**DO THIS:** Repeat the entries that follow verbatim, without any of their pictures.

(Entries from a dataset)
****
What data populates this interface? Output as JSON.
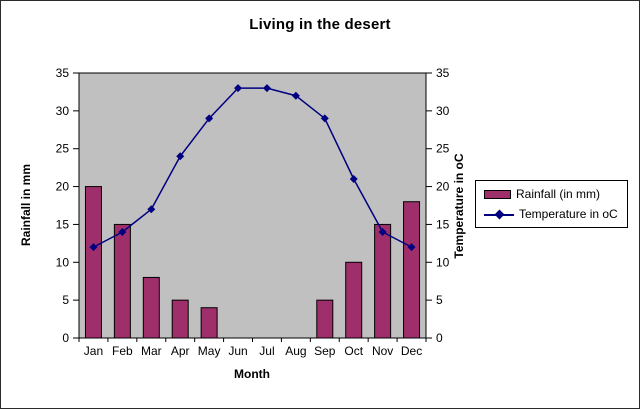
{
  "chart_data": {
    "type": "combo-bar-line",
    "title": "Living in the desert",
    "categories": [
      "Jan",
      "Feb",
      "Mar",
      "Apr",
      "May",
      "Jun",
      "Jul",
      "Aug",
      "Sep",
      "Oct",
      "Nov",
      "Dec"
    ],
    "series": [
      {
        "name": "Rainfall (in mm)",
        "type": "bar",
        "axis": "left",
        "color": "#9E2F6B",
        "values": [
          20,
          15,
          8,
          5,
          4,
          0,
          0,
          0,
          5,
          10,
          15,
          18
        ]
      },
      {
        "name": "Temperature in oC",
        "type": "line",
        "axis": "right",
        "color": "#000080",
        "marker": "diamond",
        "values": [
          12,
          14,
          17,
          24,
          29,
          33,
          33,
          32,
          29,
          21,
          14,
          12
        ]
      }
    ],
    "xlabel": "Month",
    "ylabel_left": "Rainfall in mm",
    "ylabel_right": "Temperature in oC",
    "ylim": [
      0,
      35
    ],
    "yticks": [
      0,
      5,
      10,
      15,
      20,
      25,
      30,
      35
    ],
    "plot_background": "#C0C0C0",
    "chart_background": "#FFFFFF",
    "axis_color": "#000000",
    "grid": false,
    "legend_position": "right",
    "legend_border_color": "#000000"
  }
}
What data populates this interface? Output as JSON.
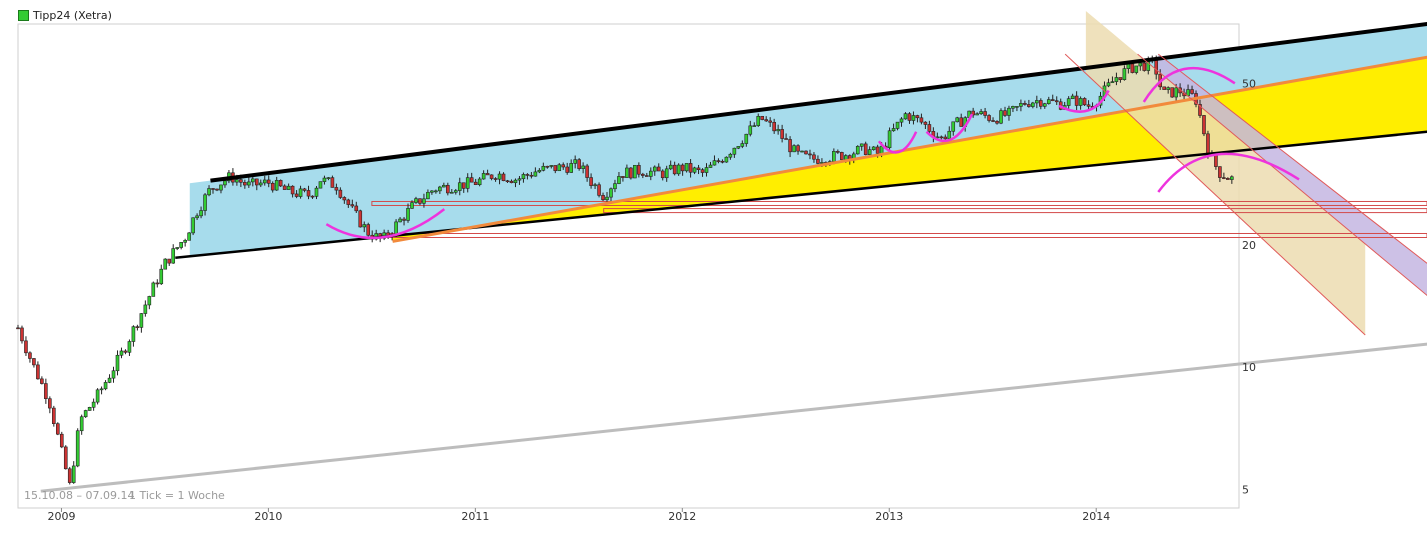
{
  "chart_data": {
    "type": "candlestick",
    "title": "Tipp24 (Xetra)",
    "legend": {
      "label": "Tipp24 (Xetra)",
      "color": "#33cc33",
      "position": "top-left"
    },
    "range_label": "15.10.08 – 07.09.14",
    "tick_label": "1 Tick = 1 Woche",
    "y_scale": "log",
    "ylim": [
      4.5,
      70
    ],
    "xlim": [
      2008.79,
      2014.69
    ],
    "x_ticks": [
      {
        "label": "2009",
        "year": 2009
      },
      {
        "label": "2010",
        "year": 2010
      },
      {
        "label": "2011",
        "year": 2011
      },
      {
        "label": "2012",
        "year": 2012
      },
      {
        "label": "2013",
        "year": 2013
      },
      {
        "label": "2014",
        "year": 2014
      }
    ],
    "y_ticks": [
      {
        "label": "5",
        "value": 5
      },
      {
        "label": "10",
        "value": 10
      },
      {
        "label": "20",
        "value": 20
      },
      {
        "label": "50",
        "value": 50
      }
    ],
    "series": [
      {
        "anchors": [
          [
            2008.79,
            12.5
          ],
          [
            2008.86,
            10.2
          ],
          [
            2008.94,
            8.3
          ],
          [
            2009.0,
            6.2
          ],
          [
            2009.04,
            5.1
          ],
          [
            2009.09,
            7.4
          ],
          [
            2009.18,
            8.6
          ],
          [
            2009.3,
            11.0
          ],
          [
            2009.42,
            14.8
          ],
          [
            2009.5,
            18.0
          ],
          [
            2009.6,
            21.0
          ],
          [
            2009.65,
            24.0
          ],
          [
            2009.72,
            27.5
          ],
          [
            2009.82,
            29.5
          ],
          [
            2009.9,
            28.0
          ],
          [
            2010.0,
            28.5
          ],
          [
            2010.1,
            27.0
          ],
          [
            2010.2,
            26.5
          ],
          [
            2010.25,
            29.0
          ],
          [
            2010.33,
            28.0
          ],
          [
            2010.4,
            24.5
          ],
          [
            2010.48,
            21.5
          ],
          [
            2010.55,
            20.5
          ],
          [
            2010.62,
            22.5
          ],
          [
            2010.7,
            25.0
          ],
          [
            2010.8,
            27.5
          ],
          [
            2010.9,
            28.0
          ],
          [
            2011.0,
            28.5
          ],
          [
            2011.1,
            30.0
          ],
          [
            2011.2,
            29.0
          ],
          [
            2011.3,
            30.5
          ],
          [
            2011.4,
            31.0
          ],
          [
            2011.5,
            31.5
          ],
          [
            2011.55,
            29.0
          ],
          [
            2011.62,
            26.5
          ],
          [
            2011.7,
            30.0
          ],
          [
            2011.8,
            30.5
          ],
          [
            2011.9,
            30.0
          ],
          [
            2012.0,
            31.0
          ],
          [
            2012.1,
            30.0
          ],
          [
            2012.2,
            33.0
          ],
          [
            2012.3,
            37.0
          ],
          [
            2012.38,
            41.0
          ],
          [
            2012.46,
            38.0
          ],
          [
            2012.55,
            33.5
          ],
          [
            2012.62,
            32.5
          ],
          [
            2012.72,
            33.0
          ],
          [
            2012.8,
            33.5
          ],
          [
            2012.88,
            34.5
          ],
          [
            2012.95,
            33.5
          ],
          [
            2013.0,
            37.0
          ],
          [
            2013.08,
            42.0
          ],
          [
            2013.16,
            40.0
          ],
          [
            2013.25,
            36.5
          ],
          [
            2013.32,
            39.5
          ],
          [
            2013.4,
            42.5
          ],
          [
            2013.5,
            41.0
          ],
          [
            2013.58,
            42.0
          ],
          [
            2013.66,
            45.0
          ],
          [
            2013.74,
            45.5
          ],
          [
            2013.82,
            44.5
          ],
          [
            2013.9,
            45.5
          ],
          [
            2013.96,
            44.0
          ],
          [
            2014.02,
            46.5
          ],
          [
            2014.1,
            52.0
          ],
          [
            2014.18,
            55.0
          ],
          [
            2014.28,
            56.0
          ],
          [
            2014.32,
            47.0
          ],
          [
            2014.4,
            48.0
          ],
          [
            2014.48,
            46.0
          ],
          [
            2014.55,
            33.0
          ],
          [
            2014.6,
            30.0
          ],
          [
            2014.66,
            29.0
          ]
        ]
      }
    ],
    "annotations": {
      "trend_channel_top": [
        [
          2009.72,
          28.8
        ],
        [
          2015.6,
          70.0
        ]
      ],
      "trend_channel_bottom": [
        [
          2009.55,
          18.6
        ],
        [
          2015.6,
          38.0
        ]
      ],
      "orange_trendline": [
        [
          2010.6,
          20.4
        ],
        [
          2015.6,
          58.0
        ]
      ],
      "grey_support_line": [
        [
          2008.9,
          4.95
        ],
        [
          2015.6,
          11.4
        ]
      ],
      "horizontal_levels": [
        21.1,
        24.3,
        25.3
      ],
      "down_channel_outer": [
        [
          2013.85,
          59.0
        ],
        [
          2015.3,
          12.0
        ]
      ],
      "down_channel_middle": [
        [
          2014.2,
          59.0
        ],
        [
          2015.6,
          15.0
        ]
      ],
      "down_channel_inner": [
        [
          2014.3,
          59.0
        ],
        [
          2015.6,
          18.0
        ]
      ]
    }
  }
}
****
**COMPLETED TASK:**
What data populates this interface? Output as JSON.
{
  "chart_data": {
    "type": "combo-bar-line",
    "title": "Living in the desert",
    "categories": [
      "Jan",
      "Feb",
      "Mar",
      "Apr",
      "May",
      "Jun",
      "Jul",
      "Aug",
      "Sep",
      "Oct",
      "Nov",
      "Dec"
    ],
    "series": [
      {
        "name": "Rainfall (in mm)",
        "type": "bar",
        "axis": "left",
        "color": "#9E2F6B",
        "values": [
          20,
          15,
          8,
          5,
          4,
          0,
          0,
          0,
          5,
          10,
          15,
          18
        ]
      },
      {
        "name": "Temperature in oC",
        "type": "line",
        "axis": "right",
        "color": "#000080",
        "marker": "diamond",
        "values": [
          12,
          14,
          17,
          24,
          29,
          33,
          33,
          32,
          29,
          21,
          14,
          12
        ]
      }
    ],
    "xlabel": "Month",
    "ylabel_left": "Rainfall in mm",
    "ylabel_right": "Temperature in oC",
    "ylim": [
      0,
      35
    ],
    "yticks": [
      0,
      5,
      10,
      15,
      20,
      25,
      30,
      35
    ],
    "plot_background": "#C0C0C0",
    "chart_background": "#FFFFFF",
    "axis_color": "#000000",
    "grid": false,
    "legend_position": "right",
    "legend_border_color": "#000000"
  }
}
What data populates this interface? Output as JSON.
{
  "chart_data": {
    "type": "candlestick",
    "title": "Tipp24 (Xetra)",
    "legend": {
      "label": "Tipp24 (Xetra)",
      "color": "#33cc33",
      "position": "top-left"
    },
    "range_label": "15.10.08 – 07.09.14",
    "tick_label": "1 Tick = 1 Woche",
    "y_scale": "log",
    "ylim": [
      4.5,
      70
    ],
    "xlim": [
      2008.79,
      2014.69
    ],
    "x_ticks": [
      {
        "label": "2009",
        "year": 2009
      },
      {
        "label": "2010",
        "year": 2010
      },
      {
        "label": "2011",
        "year": 2011
      },
      {
        "label": "2012",
        "year": 2012
      },
      {
        "label": "2013",
        "year": 2013
      },
      {
        "label": "2014",
        "year": 2014
      }
    ],
    "y_ticks": [
      {
        "label": "5",
        "value": 5
      },
      {
        "label": "10",
        "value": 10
      },
      {
        "label": "20",
        "value": 20
      },
      {
        "label": "50",
        "value": 50
      }
    ],
    "series": [
      {
        "anchors": [
          [
            2008.79,
            12.5
          ],
          [
            2008.86,
            10.2
          ],
          [
            2008.94,
            8.3
          ],
          [
            2009.0,
            6.2
          ],
          [
            2009.04,
            5.1
          ],
          [
            2009.09,
            7.4
          ],
          [
            2009.18,
            8.6
          ],
          [
            2009.3,
            11.0
          ],
          [
            2009.42,
            14.8
          ],
          [
            2009.5,
            18.0
          ],
          [
            2009.6,
            21.0
          ],
          [
            2009.65,
            24.0
          ],
          [
            2009.72,
            27.5
          ],
          [
            2009.82,
            29.5
          ],
          [
            2009.9,
            28.0
          ],
          [
            2010.0,
            28.5
          ],
          [
            2010.1,
            27.0
          ],
          [
            2010.2,
            26.5
          ],
          [
            2010.25,
            29.0
          ],
          [
            2010.33,
            28.0
          ],
          [
            2010.4,
            24.5
          ],
          [
            2010.48,
            21.5
          ],
          [
            2010.55,
            20.5
          ],
          [
            2010.62,
            22.5
          ],
          [
            2010.7,
            25.0
          ],
          [
            2010.8,
            27.5
          ],
          [
            2010.9,
            28.0
          ],
          [
            2011.0,
            28.5
          ],
          [
            2011.1,
            30.0
          ],
          [
            2011.2,
            29.0
          ],
          [
            2011.3,
            30.5
          ],
          [
            2011.4,
            31.0
          ],
          [
            2011.5,
            31.5
          ],
          [
            2011.55,
            29.0
          ],
          [
            2011.62,
            26.5
          ],
          [
            2011.7,
            30.0
          ],
          [
            2011.8,
            30.5
          ],
          [
            2011.9,
            30.0
          ],
          [
            2012.0,
            31.0
          ],
          [
            2012.1,
            30.0
          ],
          [
            2012.2,
            33.0
          ],
          [
            2012.3,
            37.0
          ],
          [
            2012.38,
            41.0
          ],
          [
            2012.46,
            38.0
          ],
          [
            2012.55,
            33.5
          ],
          [
            2012.62,
            32.5
          ],
          [
            2012.72,
            33.0
          ],
          [
            2012.8,
            33.5
          ],
          [
            2012.88,
            34.5
          ],
          [
            2012.95,
            33.5
          ],
          [
            2013.0,
            37.0
          ],
          [
            2013.08,
            42.0
          ],
          [
            2013.16,
            40.0
          ],
          [
            2013.25,
            36.5
          ],
          [
            2013.32,
            39.5
          ],
          [
            2013.4,
            42.5
          ],
          [
            2013.5,
            41.0
          ],
          [
            2013.58,
            42.0
          ],
          [
            2013.66,
            45.0
          ],
          [
            2013.74,
            45.5
          ],
          [
            2013.82,
            44.5
          ],
          [
            2013.9,
            45.5
          ],
          [
            2013.96,
            44.0
          ],
          [
            2014.02,
            46.5
          ],
          [
            2014.1,
            52.0
          ],
          [
            2014.18,
            55.0
          ],
          [
            2014.28,
            56.0
          ],
          [
            2014.32,
            47.0
          ],
          [
            2014.4,
            48.0
          ],
          [
            2014.48,
            46.0
          ],
          [
            2014.55,
            33.0
          ],
          [
            2014.6,
            30.0
          ],
          [
            2014.66,
            29.0
          ]
        ]
      }
    ],
    "annotations": {
      "trend_channel_top": [
        [
          2009.72,
          28.8
        ],
        [
          2015.6,
          70.0
        ]
      ],
      "trend_channel_bottom": [
        [
          2009.55,
          18.6
        ],
        [
          2015.6,
          38.0
        ]
      ],
      "orange_trendline": [
        [
          2010.6,
          20.4
        ],
        [
          2015.6,
          58.0
        ]
      ],
      "grey_support_line": [
        [
          2008.9,
          4.95
        ],
        [
          2015.6,
          11.4
        ]
      ],
      "horizontal_levels": [
        21.1,
        24.3,
        25.3
      ],
      "down_channel_outer": [
        [
          2013.85,
          59.0
        ],
        [
          2015.3,
          12.0
        ]
      ],
      "down_channel_middle": [
        [
          2014.2,
          59.0
        ],
        [
          2015.6,
          15.0
        ]
      ],
      "down_channel_inner": [
        [
          2014.3,
          59.0
        ],
        [
          2015.6,
          18.0
        ]
      ]
    }
  }
}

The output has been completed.